→ TASK INSTRUCTIONS:
Check each line for the word "static" and give how many have it. Say nothing else.

A run of records:
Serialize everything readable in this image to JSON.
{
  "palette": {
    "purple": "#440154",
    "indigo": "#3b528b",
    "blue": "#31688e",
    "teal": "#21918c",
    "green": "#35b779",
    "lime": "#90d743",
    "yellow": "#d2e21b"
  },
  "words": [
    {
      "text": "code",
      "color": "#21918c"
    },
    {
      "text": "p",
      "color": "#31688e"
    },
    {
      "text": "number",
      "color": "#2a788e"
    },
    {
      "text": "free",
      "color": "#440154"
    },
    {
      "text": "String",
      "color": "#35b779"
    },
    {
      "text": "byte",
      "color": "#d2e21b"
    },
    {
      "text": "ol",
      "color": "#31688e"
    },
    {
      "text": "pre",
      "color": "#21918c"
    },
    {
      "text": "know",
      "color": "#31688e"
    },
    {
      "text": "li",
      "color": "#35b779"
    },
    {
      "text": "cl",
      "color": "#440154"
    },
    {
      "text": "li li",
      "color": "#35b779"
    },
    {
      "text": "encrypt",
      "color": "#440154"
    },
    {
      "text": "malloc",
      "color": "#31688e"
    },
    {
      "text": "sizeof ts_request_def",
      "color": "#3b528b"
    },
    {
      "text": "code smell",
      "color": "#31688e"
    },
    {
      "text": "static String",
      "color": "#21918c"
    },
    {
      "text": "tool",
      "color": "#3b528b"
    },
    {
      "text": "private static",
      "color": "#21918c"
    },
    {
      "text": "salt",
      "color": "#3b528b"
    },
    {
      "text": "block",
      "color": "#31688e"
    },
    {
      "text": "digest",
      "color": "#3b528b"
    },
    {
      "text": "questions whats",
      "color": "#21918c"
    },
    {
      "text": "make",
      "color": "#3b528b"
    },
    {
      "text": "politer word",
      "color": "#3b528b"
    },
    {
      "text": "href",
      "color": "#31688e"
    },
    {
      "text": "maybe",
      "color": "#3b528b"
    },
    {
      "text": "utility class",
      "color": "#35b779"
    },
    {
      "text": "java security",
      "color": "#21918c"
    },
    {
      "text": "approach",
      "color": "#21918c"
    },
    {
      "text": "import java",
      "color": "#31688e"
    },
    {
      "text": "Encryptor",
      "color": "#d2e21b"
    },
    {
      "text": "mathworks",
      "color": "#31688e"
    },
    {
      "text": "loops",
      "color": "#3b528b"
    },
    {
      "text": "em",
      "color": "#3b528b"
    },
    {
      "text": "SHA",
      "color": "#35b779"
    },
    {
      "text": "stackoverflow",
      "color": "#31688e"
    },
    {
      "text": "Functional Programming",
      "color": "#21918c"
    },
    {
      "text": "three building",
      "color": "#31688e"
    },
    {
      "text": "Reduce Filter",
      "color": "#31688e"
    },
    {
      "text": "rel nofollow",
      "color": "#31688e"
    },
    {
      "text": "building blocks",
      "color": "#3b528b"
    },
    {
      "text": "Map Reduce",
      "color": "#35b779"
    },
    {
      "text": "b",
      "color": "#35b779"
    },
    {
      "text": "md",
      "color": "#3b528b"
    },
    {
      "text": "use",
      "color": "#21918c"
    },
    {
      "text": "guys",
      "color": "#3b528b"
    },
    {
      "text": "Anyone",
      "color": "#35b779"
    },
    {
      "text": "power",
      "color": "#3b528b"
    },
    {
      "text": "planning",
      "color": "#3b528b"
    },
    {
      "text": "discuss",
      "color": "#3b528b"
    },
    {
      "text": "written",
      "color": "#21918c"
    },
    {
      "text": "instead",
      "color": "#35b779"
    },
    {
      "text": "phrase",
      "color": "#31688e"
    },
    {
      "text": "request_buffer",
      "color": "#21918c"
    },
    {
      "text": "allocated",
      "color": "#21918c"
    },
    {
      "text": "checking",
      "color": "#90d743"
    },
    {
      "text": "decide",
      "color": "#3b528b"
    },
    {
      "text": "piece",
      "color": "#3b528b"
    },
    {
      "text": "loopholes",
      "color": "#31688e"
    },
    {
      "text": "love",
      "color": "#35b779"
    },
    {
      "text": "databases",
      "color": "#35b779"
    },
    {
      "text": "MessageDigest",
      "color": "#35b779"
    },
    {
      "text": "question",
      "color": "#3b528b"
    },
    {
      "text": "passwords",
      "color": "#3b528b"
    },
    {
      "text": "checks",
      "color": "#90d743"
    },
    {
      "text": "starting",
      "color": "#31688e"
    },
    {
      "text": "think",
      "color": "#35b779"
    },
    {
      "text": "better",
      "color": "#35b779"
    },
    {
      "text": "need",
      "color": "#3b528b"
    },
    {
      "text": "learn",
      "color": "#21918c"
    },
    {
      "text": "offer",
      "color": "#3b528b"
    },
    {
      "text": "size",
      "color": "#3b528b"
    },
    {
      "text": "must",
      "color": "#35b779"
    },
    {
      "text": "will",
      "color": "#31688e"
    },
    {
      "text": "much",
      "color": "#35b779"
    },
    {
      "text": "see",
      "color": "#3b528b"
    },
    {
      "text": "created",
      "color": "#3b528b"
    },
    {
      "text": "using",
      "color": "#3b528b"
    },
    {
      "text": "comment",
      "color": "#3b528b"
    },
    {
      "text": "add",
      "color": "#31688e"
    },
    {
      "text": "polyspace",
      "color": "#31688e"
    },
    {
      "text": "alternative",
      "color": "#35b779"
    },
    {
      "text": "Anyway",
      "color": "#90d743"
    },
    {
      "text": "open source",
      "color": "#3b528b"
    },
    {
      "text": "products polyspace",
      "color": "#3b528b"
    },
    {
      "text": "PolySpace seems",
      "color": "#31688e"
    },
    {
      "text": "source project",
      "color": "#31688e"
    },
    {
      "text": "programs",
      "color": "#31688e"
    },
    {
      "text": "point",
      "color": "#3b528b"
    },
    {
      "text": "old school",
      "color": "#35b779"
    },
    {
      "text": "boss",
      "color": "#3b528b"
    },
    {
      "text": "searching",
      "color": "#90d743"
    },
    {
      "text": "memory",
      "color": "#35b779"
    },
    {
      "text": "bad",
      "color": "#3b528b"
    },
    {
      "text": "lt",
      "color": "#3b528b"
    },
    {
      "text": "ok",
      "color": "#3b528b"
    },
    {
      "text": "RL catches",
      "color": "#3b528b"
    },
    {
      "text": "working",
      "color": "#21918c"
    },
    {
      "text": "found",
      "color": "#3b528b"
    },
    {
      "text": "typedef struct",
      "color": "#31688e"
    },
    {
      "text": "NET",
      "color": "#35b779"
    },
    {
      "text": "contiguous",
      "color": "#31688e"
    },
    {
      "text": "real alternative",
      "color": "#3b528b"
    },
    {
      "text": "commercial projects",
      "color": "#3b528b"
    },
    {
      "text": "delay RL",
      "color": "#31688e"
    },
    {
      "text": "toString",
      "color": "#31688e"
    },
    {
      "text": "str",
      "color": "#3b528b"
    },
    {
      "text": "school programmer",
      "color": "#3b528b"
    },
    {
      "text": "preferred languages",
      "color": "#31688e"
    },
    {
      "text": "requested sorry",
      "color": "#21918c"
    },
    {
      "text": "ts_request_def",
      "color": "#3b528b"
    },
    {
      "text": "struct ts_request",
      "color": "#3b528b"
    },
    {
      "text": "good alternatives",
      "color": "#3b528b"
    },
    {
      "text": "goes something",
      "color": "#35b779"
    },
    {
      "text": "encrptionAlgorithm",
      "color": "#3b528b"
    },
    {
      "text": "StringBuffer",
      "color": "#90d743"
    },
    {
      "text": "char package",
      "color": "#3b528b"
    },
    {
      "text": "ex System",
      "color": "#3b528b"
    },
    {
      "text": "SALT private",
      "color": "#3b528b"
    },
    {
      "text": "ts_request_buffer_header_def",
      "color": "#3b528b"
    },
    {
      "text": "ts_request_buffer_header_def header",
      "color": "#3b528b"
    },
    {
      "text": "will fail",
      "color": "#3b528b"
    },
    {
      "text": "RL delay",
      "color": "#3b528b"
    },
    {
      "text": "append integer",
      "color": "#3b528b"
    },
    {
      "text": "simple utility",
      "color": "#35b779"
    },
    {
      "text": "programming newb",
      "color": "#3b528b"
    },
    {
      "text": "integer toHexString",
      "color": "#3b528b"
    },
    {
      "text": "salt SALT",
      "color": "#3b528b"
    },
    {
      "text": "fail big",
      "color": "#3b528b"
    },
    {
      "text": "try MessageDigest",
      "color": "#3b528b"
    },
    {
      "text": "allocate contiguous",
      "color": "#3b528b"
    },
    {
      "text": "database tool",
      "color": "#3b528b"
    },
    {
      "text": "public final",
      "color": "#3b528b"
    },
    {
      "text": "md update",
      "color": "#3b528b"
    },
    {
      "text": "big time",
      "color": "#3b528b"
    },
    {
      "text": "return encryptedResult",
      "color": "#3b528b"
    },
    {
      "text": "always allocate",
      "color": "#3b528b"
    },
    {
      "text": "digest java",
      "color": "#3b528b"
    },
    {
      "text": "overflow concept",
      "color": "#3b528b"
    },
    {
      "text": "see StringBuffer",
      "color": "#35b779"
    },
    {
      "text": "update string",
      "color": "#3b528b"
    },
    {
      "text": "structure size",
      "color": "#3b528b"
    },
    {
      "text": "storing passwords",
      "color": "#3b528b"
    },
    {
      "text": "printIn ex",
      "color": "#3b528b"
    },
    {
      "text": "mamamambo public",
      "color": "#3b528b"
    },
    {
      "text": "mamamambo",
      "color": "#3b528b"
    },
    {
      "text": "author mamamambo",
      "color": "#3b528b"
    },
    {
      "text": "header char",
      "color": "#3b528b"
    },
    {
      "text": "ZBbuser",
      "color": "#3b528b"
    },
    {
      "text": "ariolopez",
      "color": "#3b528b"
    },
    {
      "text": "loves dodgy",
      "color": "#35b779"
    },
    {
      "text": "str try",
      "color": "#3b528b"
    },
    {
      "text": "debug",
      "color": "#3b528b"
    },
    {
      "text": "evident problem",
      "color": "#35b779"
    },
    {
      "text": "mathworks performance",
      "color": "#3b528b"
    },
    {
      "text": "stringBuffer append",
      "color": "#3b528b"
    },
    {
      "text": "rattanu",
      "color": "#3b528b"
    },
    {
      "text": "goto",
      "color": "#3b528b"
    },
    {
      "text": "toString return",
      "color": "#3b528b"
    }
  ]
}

→ RESPONSE:
2